== Your goal ==
Pick out every line of the entries below where "Among" occurs, and copy those lines.

┌──

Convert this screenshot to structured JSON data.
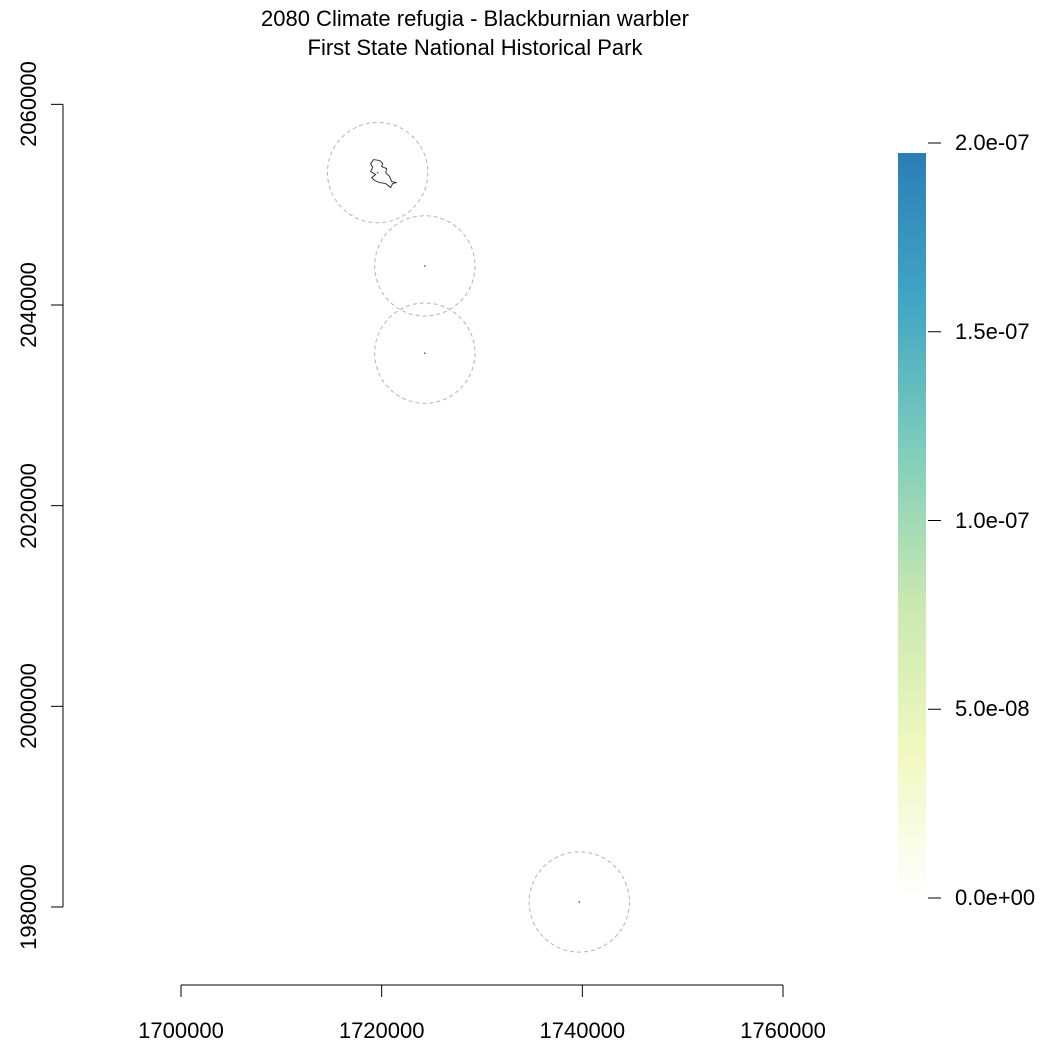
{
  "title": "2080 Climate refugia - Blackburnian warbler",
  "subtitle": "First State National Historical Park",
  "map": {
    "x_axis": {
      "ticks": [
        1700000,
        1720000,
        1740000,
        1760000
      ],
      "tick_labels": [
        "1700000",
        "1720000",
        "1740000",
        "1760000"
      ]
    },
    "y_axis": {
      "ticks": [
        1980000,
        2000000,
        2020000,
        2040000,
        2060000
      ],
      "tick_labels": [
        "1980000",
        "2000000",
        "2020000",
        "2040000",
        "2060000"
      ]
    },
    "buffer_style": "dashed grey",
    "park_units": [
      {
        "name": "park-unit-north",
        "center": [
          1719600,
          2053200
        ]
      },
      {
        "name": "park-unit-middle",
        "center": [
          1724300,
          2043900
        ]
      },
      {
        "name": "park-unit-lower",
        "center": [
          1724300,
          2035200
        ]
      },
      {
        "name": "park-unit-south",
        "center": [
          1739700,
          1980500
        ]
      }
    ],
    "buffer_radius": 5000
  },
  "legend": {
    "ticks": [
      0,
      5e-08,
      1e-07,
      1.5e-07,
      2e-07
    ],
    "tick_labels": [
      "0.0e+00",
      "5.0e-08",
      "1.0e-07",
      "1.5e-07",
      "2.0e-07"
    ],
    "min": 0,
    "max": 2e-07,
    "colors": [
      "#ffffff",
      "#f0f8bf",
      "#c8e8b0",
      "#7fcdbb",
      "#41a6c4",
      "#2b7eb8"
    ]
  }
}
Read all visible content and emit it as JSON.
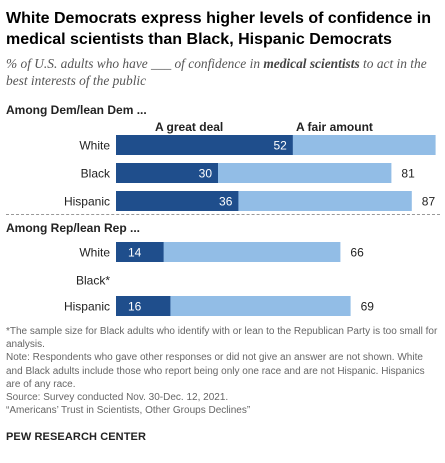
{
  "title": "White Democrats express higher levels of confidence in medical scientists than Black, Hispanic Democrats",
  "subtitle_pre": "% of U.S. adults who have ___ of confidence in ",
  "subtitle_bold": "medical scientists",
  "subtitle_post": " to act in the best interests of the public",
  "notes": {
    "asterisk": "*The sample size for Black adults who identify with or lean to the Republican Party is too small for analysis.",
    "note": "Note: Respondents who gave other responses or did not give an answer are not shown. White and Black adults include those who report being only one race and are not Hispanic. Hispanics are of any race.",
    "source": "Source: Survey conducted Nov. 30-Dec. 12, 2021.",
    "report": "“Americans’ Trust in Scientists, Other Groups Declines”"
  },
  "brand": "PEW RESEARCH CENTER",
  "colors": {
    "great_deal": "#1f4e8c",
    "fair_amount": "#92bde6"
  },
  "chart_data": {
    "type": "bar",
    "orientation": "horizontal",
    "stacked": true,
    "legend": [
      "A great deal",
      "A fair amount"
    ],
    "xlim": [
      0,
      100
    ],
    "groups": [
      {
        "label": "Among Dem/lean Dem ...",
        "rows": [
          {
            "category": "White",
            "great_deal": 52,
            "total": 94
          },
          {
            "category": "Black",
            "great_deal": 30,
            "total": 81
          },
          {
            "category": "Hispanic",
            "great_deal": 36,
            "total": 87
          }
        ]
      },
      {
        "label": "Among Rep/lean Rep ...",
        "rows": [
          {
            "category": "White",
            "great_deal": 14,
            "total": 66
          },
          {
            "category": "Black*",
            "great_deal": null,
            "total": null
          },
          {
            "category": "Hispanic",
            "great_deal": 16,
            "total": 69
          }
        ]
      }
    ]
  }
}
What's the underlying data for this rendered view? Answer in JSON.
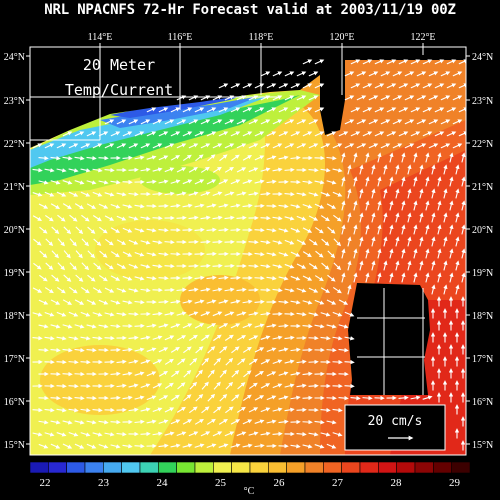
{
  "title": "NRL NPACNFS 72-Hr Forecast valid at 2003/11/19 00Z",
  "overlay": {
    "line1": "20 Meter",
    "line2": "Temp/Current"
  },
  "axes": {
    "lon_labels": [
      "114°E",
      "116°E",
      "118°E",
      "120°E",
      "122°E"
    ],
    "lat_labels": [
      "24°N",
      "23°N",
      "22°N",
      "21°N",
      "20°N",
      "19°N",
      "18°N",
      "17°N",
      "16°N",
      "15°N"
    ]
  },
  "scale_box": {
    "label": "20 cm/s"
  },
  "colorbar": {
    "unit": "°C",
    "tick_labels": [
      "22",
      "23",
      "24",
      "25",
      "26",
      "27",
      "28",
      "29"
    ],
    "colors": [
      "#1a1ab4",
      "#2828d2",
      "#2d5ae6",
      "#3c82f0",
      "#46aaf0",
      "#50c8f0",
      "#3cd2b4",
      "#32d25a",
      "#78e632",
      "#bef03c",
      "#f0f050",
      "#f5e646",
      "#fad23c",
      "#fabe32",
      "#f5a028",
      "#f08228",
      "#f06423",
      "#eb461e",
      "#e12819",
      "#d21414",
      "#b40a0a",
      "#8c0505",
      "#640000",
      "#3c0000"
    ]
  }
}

└──
┌──

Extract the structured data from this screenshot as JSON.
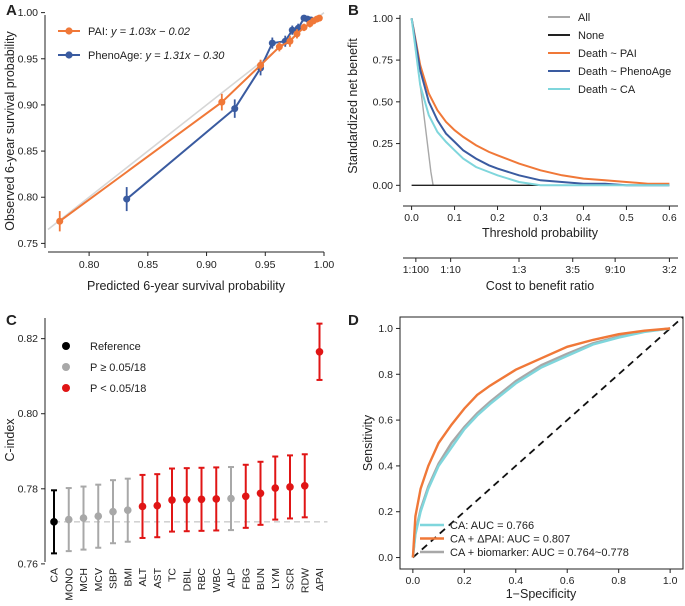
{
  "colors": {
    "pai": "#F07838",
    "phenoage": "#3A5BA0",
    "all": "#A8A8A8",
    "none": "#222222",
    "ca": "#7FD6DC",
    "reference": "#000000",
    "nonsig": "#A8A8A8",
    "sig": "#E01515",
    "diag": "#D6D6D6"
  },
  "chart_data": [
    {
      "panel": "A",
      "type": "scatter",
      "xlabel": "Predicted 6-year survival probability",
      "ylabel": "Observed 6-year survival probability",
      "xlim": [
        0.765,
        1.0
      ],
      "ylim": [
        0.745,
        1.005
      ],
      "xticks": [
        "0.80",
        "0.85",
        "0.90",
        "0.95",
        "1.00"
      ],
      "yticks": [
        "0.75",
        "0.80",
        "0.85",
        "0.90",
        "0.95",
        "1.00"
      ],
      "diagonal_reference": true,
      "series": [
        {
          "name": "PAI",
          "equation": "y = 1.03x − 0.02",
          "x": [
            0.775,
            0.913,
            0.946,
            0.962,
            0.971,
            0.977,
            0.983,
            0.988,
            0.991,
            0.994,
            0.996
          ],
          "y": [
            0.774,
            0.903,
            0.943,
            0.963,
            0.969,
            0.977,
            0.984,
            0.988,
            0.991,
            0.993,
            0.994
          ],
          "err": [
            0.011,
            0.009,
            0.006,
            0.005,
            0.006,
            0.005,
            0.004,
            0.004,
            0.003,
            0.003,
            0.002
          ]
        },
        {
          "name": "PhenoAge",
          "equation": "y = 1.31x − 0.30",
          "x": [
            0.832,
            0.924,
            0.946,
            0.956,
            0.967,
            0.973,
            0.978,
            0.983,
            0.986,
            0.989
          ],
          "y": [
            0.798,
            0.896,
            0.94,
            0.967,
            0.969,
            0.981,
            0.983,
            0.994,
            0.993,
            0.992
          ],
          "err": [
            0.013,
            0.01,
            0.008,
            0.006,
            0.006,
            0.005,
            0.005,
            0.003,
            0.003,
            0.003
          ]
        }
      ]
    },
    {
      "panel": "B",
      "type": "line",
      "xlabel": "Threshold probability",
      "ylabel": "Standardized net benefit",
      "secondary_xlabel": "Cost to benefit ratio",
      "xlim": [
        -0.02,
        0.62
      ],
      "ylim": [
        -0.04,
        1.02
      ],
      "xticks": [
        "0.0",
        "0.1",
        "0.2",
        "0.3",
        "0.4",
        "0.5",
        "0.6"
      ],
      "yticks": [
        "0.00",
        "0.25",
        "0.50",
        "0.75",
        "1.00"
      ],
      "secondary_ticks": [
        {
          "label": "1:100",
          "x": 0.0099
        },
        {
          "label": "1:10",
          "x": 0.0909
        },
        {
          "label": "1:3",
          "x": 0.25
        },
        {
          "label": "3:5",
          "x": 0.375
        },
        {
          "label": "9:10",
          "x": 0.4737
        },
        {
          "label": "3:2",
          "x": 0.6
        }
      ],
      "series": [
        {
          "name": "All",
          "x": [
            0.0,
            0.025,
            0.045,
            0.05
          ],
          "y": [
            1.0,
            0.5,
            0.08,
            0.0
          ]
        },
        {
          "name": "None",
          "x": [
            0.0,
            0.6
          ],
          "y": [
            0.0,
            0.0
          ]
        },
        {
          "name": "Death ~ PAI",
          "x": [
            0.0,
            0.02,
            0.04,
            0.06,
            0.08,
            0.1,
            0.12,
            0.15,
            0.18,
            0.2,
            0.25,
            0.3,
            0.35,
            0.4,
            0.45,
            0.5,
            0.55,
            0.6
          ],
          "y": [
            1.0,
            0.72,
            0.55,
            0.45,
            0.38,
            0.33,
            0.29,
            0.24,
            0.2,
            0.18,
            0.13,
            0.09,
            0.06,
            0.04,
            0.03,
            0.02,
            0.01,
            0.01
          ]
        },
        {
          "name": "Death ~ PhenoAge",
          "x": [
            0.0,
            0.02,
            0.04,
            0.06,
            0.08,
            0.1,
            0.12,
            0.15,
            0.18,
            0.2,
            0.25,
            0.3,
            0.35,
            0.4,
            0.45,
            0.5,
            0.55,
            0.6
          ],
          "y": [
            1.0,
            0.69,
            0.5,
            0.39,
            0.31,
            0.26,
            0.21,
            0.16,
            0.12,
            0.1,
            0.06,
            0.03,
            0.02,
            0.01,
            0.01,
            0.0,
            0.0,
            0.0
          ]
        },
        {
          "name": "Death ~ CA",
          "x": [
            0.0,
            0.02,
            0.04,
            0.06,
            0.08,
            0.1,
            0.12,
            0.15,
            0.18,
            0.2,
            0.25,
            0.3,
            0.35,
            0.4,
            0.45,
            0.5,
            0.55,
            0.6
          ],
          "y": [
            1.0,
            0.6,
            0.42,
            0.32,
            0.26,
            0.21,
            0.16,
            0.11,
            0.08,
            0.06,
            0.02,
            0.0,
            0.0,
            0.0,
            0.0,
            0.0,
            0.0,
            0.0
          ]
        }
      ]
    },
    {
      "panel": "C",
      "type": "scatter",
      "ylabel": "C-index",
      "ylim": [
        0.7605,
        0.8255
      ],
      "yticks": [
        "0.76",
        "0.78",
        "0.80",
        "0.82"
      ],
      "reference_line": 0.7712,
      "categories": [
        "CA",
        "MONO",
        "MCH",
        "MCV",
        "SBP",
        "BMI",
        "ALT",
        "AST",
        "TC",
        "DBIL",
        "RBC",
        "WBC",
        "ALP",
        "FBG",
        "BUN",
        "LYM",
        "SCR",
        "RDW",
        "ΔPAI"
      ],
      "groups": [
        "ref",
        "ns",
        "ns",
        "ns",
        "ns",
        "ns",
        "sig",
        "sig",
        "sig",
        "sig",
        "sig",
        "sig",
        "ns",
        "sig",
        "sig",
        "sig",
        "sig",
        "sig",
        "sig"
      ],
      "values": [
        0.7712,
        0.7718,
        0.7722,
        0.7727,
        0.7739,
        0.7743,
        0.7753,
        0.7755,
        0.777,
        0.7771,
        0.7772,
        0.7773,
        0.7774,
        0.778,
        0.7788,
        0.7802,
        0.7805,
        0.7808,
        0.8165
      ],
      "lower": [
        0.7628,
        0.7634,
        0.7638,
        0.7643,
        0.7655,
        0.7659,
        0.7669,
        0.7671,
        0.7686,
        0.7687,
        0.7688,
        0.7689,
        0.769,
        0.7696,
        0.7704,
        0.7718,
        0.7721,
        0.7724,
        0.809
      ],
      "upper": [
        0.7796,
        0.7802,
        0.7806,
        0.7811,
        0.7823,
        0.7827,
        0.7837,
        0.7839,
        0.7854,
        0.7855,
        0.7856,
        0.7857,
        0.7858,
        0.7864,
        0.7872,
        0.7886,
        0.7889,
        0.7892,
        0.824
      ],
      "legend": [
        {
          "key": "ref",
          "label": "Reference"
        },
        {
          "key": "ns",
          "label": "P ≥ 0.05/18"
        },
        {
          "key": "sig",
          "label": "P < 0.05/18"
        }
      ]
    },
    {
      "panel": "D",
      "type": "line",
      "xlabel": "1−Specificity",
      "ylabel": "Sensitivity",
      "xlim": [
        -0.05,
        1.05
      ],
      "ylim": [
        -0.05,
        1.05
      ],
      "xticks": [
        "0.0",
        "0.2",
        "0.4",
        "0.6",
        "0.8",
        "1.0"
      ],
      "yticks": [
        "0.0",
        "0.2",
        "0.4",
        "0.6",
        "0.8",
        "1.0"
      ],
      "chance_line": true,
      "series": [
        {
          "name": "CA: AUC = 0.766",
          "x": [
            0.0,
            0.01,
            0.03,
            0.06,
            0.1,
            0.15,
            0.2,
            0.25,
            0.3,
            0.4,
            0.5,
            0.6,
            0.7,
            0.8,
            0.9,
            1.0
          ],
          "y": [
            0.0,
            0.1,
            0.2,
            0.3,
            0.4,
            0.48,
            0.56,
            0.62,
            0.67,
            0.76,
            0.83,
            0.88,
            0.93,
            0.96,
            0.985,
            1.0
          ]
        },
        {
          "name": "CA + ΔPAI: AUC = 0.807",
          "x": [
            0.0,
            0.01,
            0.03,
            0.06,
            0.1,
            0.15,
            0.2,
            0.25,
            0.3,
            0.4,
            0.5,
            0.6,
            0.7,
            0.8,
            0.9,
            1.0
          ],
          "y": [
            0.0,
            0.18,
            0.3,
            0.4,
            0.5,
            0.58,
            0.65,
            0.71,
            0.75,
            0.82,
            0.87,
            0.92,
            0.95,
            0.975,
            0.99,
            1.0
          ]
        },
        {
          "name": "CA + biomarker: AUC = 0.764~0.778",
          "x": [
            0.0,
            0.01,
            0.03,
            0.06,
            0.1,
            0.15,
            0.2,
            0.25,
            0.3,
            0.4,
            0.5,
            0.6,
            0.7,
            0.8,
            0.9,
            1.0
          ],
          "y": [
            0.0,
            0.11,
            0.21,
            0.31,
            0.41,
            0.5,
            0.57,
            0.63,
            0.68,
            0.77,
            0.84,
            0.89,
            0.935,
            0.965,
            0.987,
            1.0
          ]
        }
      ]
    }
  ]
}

└──

== Written response ==
        "label": "Among Dem/lean Dem ...",
        "label": "Among Rep/lean Rep ...",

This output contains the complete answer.